● RAW DATA
**********

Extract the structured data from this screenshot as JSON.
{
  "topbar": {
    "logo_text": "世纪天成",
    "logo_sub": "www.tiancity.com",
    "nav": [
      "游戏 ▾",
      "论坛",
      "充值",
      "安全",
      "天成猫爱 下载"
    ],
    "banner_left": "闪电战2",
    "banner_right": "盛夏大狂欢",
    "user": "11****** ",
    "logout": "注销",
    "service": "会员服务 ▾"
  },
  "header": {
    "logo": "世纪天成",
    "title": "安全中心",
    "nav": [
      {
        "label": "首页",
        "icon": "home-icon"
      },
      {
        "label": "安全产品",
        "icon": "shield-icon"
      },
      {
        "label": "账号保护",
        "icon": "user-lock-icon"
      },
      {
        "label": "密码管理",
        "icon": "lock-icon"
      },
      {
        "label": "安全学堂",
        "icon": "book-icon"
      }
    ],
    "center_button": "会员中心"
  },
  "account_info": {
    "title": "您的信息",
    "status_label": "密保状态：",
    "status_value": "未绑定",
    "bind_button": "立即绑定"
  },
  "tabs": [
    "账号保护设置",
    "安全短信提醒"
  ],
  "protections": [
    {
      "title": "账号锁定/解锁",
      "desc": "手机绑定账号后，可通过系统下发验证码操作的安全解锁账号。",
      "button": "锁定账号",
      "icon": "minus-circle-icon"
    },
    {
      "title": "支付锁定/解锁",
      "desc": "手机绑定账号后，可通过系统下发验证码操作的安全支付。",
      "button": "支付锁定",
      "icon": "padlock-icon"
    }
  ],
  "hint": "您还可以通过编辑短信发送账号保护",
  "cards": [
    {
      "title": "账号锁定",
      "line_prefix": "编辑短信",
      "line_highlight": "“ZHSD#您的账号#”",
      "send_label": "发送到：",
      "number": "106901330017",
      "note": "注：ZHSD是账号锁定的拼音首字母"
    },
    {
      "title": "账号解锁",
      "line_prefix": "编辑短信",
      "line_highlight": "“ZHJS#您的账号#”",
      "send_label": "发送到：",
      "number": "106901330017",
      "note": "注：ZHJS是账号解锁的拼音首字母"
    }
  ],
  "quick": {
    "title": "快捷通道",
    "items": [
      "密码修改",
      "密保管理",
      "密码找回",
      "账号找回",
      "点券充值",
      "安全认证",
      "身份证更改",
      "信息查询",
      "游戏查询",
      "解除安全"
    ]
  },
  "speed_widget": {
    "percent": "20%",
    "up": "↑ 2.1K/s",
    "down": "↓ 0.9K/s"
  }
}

**********

● SET PROBLEM
Copy out each record exactly as given, omitting none.

● RESPONSE TO THIS TASK
Extract the structured data from this screenshot as JSON.
{
  "topbar": {
    "logo_text": "世纪天成",
    "logo_sub": "www.tiancity.com",
    "nav": [
      "游戏 ▾",
      "论坛",
      "充值",
      "安全",
      "天成猫爱 下载"
    ],
    "banner_left": "闪电战2",
    "banner_right": "盛夏大狂欢",
    "user": "11****** ",
    "logout": "注销",
    "service": "会员服务 ▾"
  },
  "header": {
    "logo": "世纪天成",
    "title": "安全中心",
    "nav": [
      {
        "label": "首页",
        "icon": "home-icon"
      },
      {
        "label": "安全产品",
        "icon": "shield-icon"
      },
      {
        "label": "账号保护",
        "icon": "user-lock-icon"
      },
      {
        "label": "密码管理",
        "icon": "lock-icon"
      },
      {
        "label": "安全学堂",
        "icon": "book-icon"
      }
    ],
    "center_button": "会员中心"
  },
  "account_info": {
    "title": "您的信息",
    "status_label": "密保状态：",
    "status_value": "未绑定",
    "bind_button": "立即绑定"
  },
  "tabs": [
    "账号保护设置",
    "安全短信提醒"
  ],
  "protections": [
    {
      "title": "账号锁定/解锁",
      "desc": "手机绑定账号后，可通过系统下发验证码操作的安全解锁账号。",
      "button": "锁定账号",
      "icon": "minus-circle-icon"
    },
    {
      "title": "支付锁定/解锁",
      "desc": "手机绑定账号后，可通过系统下发验证码操作的安全支付。",
      "button": "支付锁定",
      "icon": "padlock-icon"
    }
  ],
  "hint": "您还可以通过编辑短信发送账号保护",
  "cards": [
    {
      "title": "账号锁定",
      "line_prefix": "编辑短信",
      "line_highlight": "“ZHSD#您的账号#”",
      "send_label": "发送到：",
      "number": "106901330017",
      "note": "注：ZHSD是账号锁定的拼音首字母"
    },
    {
      "title": "账号解锁",
      "line_prefix": "编辑短信",
      "line_highlight": "“ZHJS#您的账号#”",
      "send_label": "发送到：",
      "number": "106901330017",
      "note": "注：ZHJS是账号解锁的拼音首字母"
    }
  ],
  "quick": {
    "title": "快捷通道",
    "items": [
      "密码修改",
      "密保管理",
      "密码找回",
      "账号找回",
      "点券充值",
      "安全认证",
      "身份证更改",
      "信息查询",
      "游戏查询",
      "解除安全"
    ]
  },
  "speed_widget": {
    "percent": "20%",
    "up": "↑ 2.1K/s",
    "down": "↓ 0.9K/s"
  }
}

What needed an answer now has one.